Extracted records
____________
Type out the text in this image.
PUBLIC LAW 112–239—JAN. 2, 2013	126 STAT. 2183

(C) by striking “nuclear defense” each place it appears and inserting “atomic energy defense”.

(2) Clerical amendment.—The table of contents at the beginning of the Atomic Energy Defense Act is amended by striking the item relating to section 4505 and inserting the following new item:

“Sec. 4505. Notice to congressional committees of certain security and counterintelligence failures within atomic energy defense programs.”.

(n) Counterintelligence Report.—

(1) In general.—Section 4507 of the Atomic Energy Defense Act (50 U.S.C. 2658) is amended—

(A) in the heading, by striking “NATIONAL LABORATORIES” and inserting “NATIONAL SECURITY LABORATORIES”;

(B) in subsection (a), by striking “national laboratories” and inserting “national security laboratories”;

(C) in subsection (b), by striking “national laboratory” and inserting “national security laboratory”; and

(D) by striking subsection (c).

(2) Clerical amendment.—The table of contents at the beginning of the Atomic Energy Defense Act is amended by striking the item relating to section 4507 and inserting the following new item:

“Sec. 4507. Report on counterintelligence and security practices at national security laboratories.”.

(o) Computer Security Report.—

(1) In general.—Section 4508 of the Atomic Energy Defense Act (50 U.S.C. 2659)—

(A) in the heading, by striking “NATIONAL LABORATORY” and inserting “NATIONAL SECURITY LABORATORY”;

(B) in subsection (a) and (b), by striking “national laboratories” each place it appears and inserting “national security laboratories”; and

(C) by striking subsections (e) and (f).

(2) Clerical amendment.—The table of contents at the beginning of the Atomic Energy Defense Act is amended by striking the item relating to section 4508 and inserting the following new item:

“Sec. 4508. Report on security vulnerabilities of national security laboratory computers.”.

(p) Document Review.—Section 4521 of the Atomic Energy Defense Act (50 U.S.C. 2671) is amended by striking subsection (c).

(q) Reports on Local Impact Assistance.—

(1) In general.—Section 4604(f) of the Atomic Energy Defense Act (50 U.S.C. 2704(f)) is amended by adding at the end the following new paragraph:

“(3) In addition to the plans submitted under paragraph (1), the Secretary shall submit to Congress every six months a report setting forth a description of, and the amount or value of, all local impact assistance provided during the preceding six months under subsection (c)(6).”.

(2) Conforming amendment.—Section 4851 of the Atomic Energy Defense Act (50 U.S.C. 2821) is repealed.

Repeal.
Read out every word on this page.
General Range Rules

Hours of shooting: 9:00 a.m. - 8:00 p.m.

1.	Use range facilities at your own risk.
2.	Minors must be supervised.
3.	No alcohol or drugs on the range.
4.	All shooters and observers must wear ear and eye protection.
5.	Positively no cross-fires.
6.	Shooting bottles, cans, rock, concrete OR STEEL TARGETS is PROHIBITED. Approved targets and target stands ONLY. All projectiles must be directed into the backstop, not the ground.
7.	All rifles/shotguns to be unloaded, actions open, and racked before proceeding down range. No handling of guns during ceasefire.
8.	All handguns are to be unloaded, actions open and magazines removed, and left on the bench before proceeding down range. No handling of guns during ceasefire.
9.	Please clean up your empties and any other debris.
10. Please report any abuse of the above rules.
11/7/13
____________
• [Task requirements]: Output each record precisely as given.

• [Solution to this problem]:
Type out the text in this image.
PUBLIC LAW 112–239—JAN. 2, 2013	126 STAT. 2183

(C) by striking “nuclear defense” each place it appears and inserting “atomic energy defense”.

(2) Clerical amendment.—The table of contents at the beginning of the Atomic Energy Defense Act is amended by striking the item relating to section 4505 and inserting the following new item:

“Sec. 4505. Notice to congressional committees of certain security and counterintelligence failures within atomic energy defense programs.”.

(n) Counterintelligence Report.—

(1) In general.—Section 4507 of the Atomic Energy Defense Act (50 U.S.C. 2658) is amended—

(A) in the heading, by striking “NATIONAL LABORATORIES” and inserting “NATIONAL SECURITY LABORATORIES”;

(B) in subsection (a), by striking “national laboratories” and inserting “national security laboratories”;

(C) in subsection (b), by striking “national laboratory” and inserting “national security laboratory”; and

(D) by striking subsection (c).

(2) Clerical amendment.—The table of contents at the beginning of the Atomic Energy Defense Act is amended by striking the item relating to section 4507 and inserting the following new item:

“Sec. 4507. Report on counterintelligence and security practices at national security laboratories.”.

(o) Computer Security Report.—

(1) In general.—Section 4508 of the Atomic Energy Defense Act (50 U.S.C. 2659)—

(A) in the heading, by striking “NATIONAL LABORATORY” and inserting “NATIONAL SECURITY LABORATORY”;

(B) in subsection (a) and (b), by striking “national laboratories” each place it appears and inserting “national security laboratories”; and

(C) by striking subsections (e) and (f).

(2) Clerical amendment.—The table of contents at the beginning of the Atomic Energy Defense Act is amended by striking the item relating to section 4508 and inserting the following new item:

“Sec. 4508. Report on security vulnerabilities of national security laboratory computers.”.

(p) Document Review.—Section 4521 of the Atomic Energy Defense Act (50 U.S.C. 2671) is amended by striking subsection (c).

(q) Reports on Local Impact Assistance.—

(1) In general.—Section 4604(f) of the Atomic Energy Defense Act (50 U.S.C. 2704(f)) is amended by adding at the end the following new paragraph:

“(3) In addition to the plans submitted under paragraph (1), the Secretary shall submit to Congress every six months a report setting forth a description of, and the amount or value of, all local impact assistance provided during the preceding six months under subsection (c)(6).”.

(2) Conforming amendment.—Section 4851 of the Atomic Energy Defense Act (50 U.S.C. 2821) is repealed.

Repeal.
Read out every word on this page.
General Range Rules

Hours of shooting: 9:00 a.m. - 8:00 p.m.

1.	Use range facilities at your own risk.
2.	Minors must be supervised.
3.	No alcohol or drugs on the range.
4.	All shooters and observers must wear ear and eye protection.
5.	Positively no cross-fires.
6.	Shooting bottles, cans, rock, concrete OR STEEL TARGETS is PROHIBITED. Approved targets and target stands ONLY. All projectiles must be directed into the backstop, not the ground.
7.	All rifles/shotguns to be unloaded, actions open, and racked before proceeding down range. No handling of guns during ceasefire.
8.	All handguns are to be unloaded, actions open and magazines removed, and left on the bench before proceeding down range. No handling of guns during ceasefire.
9.	Please clean up your empties and any other debris.
10. Please report any abuse of the above rules.
11/7/13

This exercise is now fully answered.